Goal of the exercise: Work through the data below line by line and say how many lines hold "Network"; give only the number.

Data extracted from a collection:
===

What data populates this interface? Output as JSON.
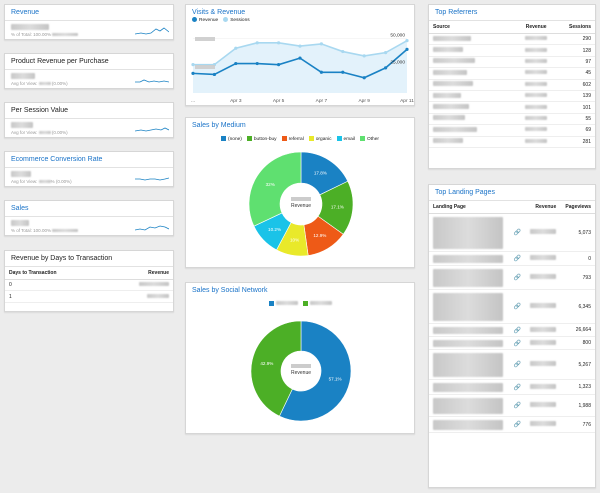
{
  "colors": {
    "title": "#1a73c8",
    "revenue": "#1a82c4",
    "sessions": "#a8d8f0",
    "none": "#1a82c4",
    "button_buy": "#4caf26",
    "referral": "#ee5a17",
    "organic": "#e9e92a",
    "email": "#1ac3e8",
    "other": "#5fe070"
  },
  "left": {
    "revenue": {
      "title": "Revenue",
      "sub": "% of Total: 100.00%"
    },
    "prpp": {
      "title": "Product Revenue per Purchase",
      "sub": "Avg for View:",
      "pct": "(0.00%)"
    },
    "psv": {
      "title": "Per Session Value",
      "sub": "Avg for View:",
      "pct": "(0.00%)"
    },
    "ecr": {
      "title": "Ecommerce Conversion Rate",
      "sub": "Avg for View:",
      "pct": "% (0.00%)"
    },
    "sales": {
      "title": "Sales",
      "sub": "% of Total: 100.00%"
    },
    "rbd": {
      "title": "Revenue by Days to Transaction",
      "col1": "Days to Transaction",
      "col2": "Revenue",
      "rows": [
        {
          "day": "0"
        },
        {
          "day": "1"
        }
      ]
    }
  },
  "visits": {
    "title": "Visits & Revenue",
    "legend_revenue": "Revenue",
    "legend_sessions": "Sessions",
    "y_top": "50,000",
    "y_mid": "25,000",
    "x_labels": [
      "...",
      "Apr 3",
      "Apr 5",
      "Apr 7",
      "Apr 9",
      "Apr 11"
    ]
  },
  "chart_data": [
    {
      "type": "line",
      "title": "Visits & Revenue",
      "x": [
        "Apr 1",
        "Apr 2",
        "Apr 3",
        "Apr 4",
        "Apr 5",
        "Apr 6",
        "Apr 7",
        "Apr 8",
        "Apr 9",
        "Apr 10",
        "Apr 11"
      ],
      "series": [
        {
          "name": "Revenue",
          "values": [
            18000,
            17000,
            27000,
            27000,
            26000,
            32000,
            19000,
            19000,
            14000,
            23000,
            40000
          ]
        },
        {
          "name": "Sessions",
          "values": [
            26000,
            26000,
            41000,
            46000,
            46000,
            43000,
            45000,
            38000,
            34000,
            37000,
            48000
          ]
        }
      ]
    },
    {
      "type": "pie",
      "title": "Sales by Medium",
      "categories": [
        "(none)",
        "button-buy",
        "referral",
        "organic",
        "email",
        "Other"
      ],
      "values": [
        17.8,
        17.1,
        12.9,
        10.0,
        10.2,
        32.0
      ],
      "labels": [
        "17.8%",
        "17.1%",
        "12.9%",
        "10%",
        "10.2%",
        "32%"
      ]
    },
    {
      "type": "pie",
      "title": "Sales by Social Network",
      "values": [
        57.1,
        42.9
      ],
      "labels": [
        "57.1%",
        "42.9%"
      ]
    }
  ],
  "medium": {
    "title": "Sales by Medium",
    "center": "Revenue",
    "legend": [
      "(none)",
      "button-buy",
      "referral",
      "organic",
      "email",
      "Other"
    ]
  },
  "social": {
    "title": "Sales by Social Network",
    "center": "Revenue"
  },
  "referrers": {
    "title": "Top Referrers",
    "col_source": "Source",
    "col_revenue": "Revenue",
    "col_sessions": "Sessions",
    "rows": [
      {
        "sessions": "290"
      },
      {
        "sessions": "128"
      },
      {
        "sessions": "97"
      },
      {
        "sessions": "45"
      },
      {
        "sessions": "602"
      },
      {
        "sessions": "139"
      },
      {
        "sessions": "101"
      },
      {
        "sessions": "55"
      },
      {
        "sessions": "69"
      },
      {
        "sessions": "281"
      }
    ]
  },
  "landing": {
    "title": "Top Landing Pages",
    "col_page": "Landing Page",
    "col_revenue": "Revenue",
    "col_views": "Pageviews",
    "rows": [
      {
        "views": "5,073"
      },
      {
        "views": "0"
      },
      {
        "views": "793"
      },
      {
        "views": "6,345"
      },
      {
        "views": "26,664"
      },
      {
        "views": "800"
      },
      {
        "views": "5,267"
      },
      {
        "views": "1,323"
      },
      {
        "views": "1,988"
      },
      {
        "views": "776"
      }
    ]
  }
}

===

Exercise solution: 2